(Dataset entries)
****

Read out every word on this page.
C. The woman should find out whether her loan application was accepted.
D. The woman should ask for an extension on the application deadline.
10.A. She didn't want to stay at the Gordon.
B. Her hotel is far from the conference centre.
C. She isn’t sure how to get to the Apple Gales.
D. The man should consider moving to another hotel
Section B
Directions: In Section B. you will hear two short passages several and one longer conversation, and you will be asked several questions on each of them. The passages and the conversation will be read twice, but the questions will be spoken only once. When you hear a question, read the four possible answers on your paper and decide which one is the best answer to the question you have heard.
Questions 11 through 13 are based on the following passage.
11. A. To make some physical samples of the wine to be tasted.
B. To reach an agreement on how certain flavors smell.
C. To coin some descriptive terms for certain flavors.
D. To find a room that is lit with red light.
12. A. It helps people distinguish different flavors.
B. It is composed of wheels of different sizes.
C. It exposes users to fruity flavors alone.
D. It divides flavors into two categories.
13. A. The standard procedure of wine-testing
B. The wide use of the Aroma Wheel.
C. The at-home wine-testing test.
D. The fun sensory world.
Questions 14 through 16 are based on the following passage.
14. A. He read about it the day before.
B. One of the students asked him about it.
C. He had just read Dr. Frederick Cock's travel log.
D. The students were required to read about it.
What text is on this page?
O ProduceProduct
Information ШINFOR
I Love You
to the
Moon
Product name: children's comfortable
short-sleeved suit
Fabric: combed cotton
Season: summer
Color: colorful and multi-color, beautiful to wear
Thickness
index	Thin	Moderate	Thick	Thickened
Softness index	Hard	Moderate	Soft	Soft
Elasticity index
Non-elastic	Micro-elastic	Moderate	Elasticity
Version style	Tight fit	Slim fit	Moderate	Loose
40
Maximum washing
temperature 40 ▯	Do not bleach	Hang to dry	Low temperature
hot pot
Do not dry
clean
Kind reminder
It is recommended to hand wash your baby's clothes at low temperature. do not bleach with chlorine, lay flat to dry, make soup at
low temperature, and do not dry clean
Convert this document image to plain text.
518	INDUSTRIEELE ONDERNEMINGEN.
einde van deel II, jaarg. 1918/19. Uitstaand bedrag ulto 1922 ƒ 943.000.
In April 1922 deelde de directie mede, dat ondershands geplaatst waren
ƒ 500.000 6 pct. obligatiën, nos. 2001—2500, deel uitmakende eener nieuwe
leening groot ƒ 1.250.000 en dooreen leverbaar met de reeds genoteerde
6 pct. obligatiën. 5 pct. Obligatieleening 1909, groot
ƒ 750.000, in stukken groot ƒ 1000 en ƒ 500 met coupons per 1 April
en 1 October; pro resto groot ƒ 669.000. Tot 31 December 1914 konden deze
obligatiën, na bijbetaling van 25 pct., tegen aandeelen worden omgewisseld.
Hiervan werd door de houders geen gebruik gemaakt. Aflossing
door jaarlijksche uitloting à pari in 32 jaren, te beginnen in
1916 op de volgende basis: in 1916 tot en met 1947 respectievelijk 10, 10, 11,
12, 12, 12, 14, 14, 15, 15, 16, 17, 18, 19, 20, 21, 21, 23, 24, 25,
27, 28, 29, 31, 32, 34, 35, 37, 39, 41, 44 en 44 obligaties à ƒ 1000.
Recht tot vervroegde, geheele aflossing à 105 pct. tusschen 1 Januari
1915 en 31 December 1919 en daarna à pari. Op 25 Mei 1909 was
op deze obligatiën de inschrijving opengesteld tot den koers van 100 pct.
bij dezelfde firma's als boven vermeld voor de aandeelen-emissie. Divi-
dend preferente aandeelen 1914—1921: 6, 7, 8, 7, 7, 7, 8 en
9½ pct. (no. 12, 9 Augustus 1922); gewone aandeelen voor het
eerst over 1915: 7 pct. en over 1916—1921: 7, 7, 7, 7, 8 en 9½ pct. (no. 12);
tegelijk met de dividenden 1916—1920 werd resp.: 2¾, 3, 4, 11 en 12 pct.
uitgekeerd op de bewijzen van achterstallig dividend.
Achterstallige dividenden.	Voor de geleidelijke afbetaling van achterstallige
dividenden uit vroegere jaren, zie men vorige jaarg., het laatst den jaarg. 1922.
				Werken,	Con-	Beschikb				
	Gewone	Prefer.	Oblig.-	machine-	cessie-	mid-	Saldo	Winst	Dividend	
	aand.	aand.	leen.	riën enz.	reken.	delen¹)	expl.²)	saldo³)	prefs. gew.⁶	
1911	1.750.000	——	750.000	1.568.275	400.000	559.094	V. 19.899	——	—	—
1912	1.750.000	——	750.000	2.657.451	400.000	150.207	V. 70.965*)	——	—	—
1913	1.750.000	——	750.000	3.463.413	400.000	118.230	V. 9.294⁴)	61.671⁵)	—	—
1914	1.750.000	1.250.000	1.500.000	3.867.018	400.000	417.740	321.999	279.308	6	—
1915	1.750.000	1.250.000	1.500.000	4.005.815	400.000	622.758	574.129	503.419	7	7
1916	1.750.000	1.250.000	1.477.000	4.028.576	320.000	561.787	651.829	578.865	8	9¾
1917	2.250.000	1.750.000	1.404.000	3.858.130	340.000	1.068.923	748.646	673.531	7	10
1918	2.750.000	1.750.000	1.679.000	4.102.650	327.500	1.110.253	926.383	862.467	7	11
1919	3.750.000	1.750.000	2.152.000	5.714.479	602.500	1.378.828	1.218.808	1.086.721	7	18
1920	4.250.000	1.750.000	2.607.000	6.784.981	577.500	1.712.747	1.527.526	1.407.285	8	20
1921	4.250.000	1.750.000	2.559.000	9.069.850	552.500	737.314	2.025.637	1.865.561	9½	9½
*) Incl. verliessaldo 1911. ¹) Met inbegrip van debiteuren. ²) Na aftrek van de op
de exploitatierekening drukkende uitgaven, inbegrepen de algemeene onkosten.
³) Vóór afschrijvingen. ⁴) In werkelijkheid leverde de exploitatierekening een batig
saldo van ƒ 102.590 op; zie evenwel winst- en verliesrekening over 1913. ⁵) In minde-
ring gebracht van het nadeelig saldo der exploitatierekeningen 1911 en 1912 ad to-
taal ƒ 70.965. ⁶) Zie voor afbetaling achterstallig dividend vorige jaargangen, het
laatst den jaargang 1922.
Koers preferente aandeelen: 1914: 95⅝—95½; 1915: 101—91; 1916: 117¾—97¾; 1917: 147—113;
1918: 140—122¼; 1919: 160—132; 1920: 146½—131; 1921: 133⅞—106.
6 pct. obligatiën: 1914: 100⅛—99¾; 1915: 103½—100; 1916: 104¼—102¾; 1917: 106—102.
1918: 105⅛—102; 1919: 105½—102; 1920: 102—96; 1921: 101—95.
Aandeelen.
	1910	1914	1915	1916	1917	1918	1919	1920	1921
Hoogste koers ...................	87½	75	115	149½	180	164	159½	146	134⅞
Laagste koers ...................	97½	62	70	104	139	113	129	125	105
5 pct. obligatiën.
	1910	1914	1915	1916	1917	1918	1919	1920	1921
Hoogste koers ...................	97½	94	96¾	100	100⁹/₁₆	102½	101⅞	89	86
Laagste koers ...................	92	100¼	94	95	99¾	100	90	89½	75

****

▶ **Direction**: Restate the listing in full, word for word.

▶ **Complete response**:
Read out every word on this page.
C. The woman should find out whether her loan application was accepted.
D. The woman should ask for an extension on the application deadline.
10.A. She didn't want to stay at the Gordon.
B. Her hotel is far from the conference centre.
C. She isn’t sure how to get to the Apple Gales.
D. The man should consider moving to another hotel
Section B
Directions: In Section B. you will hear two short passages several and one longer conversation, and you will be asked several questions on each of them. The passages and the conversation will be read twice, but the questions will be spoken only once. When you hear a question, read the four possible answers on your paper and decide which one is the best answer to the question you have heard.
Questions 11 through 13 are based on the following passage.
11. A. To make some physical samples of the wine to be tasted.
B. To reach an agreement on how certain flavors smell.
C. To coin some descriptive terms for certain flavors.
D. To find a room that is lit with red light.
12. A. It helps people distinguish different flavors.
B. It is composed of wheels of different sizes.
C. It exposes users to fruity flavors alone.
D. It divides flavors into two categories.
13. A. The standard procedure of wine-testing
B. The wide use of the Aroma Wheel.
C. The at-home wine-testing test.
D. The fun sensory world.
Questions 14 through 16 are based on the following passage.
14. A. He read about it the day before.
B. One of the students asked him about it.
C. He had just read Dr. Frederick Cock's travel log.
D. The students were required to read about it.
What text is on this page?
O ProduceProduct
Information ШINFOR
I Love You
to the
Moon
Product name: children's comfortable
short-sleeved suit
Fabric: combed cotton
Season: summer
Color: colorful and multi-color, beautiful to wear
Thickness
index	Thin	Moderate	Thick	Thickened
Softness index	Hard	Moderate	Soft	Soft
Elasticity index
Non-elastic	Micro-elastic	Moderate	Elasticity
Version style	Tight fit	Slim fit	Moderate	Loose
40
Maximum washing
temperature 40 ▯	Do not bleach	Hang to dry	Low temperature
hot pot
Do not dry
clean
Kind reminder
It is recommended to hand wash your baby's clothes at low temperature. do not bleach with chlorine, lay flat to dry, make soup at
low temperature, and do not dry clean
Convert this document image to plain text.
518	INDUSTRIEELE ONDERNEMINGEN.
einde van deel II, jaarg. 1918/19. Uitstaand bedrag ulto 1922 ƒ 943.000.
In April 1922 deelde de directie mede, dat ondershands geplaatst waren
ƒ 500.000 6 pct. obligatiën, nos. 2001—2500, deel uitmakende eener nieuwe
leening groot ƒ 1.250.000 en dooreen leverbaar met de reeds genoteerde
6 pct. obligatiën. 5 pct. Obligatieleening 1909, groot
ƒ 750.000, in stukken groot ƒ 1000 en ƒ 500 met coupons per 1 April
en 1 October; pro resto groot ƒ 669.000. Tot 31 December 1914 konden deze
obligatiën, na bijbetaling van 25 pct., tegen aandeelen worden omgewisseld.
Hiervan werd door de houders geen gebruik gemaakt. Aflossing
door jaarlijksche uitloting à pari in 32 jaren, te beginnen in
1916 op de volgende basis: in 1916 tot en met 1947 respectievelijk 10, 10, 11,
12, 12, 12, 14, 14, 15, 15, 16, 17, 18, 19, 20, 21, 21, 23, 24, 25,
27, 28, 29, 31, 32, 34, 35, 37, 39, 41, 44 en 44 obligaties à ƒ 1000.
Recht tot vervroegde, geheele aflossing à 105 pct. tusschen 1 Januari
1915 en 31 December 1919 en daarna à pari. Op 25 Mei 1909 was
op deze obligatiën de inschrijving opengesteld tot den koers van 100 pct.
bij dezelfde firma's als boven vermeld voor de aandeelen-emissie. Divi-
dend preferente aandeelen 1914—1921: 6, 7, 8, 7, 7, 7, 8 en
9½ pct. (no. 12, 9 Augustus 1922); gewone aandeelen voor het
eerst over 1915: 7 pct. en over 1916—1921: 7, 7, 7, 7, 8 en 9½ pct. (no. 12);
tegelijk met de dividenden 1916—1920 werd resp.: 2¾, 3, 4, 11 en 12 pct.
uitgekeerd op de bewijzen van achterstallig dividend.
Achterstallige dividenden.	Voor de geleidelijke afbetaling van achterstallige
dividenden uit vroegere jaren, zie men vorige jaarg., het laatst den jaarg. 1922.
				Werken,	Con-	Beschikb				
	Gewone	Prefer.	Oblig.-	machine-	cessie-	mid-	Saldo	Winst	Dividend	
	aand.	aand.	leen.	riën enz.	reken.	delen¹)	expl.²)	saldo³)	prefs. gew.⁶	
1911	1.750.000	——	750.000	1.568.275	400.000	559.094	V. 19.899	——	—	—
1912	1.750.000	——	750.000	2.657.451	400.000	150.207	V. 70.965*)	——	—	—
1913	1.750.000	——	750.000	3.463.413	400.000	118.230	V. 9.294⁴)	61.671⁵)	—	—
1914	1.750.000	1.250.000	1.500.000	3.867.018	400.000	417.740	321.999	279.308	6	—
1915	1.750.000	1.250.000	1.500.000	4.005.815	400.000	622.758	574.129	503.419	7	7
1916	1.750.000	1.250.000	1.477.000	4.028.576	320.000	561.787	651.829	578.865	8	9¾
1917	2.250.000	1.750.000	1.404.000	3.858.130	340.000	1.068.923	748.646	673.531	7	10
1918	2.750.000	1.750.000	1.679.000	4.102.650	327.500	1.110.253	926.383	862.467	7	11
1919	3.750.000	1.750.000	2.152.000	5.714.479	602.500	1.378.828	1.218.808	1.086.721	7	18
1920	4.250.000	1.750.000	2.607.000	6.784.981	577.500	1.712.747	1.527.526	1.407.285	8	20
1921	4.250.000	1.750.000	2.559.000	9.069.850	552.500	737.314	2.025.637	1.865.561	9½	9½
*) Incl. verliessaldo 1911. ¹) Met inbegrip van debiteuren. ²) Na aftrek van de op
de exploitatierekening drukkende uitgaven, inbegrepen de algemeene onkosten.
³) Vóór afschrijvingen. ⁴) In werkelijkheid leverde de exploitatierekening een batig
saldo van ƒ 102.590 op; zie evenwel winst- en verliesrekening over 1913. ⁵) In minde-
ring gebracht van het nadeelig saldo der exploitatierekeningen 1911 en 1912 ad to-
taal ƒ 70.965. ⁶) Zie voor afbetaling achterstallig dividend vorige jaargangen, het
laatst den jaargang 1922.
Koers preferente aandeelen: 1914: 95⅝—95½; 1915: 101—91; 1916: 117¾—97¾; 1917: 147—113;
1918: 140—122¼; 1919: 160—132; 1920: 146½—131; 1921: 133⅞—106.
6 pct. obligatiën: 1914: 100⅛—99¾; 1915: 103½—100; 1916: 104¼—102¾; 1917: 106—102.
1918: 105⅛—102; 1919: 105½—102; 1920: 102—96; 1921: 101—95.
Aandeelen.
	1910	1914	1915	1916	1917	1918	1919	1920	1921
Hoogste koers ...................	87½	75	115	149½	180	164	159½	146	134⅞
Laagste koers ...................	97½	62	70	104	139	113	129	125	105
5 pct. obligatiën.
	1910	1914	1915	1916	1917	1918	1919	1920	1921
Hoogste koers ...................	97½	94	96¾	100	100⁹/₁₆	102½	101⅞	89	86
Laagste koers ...................	92	100¼	94	95	99¾	100	90	89½	75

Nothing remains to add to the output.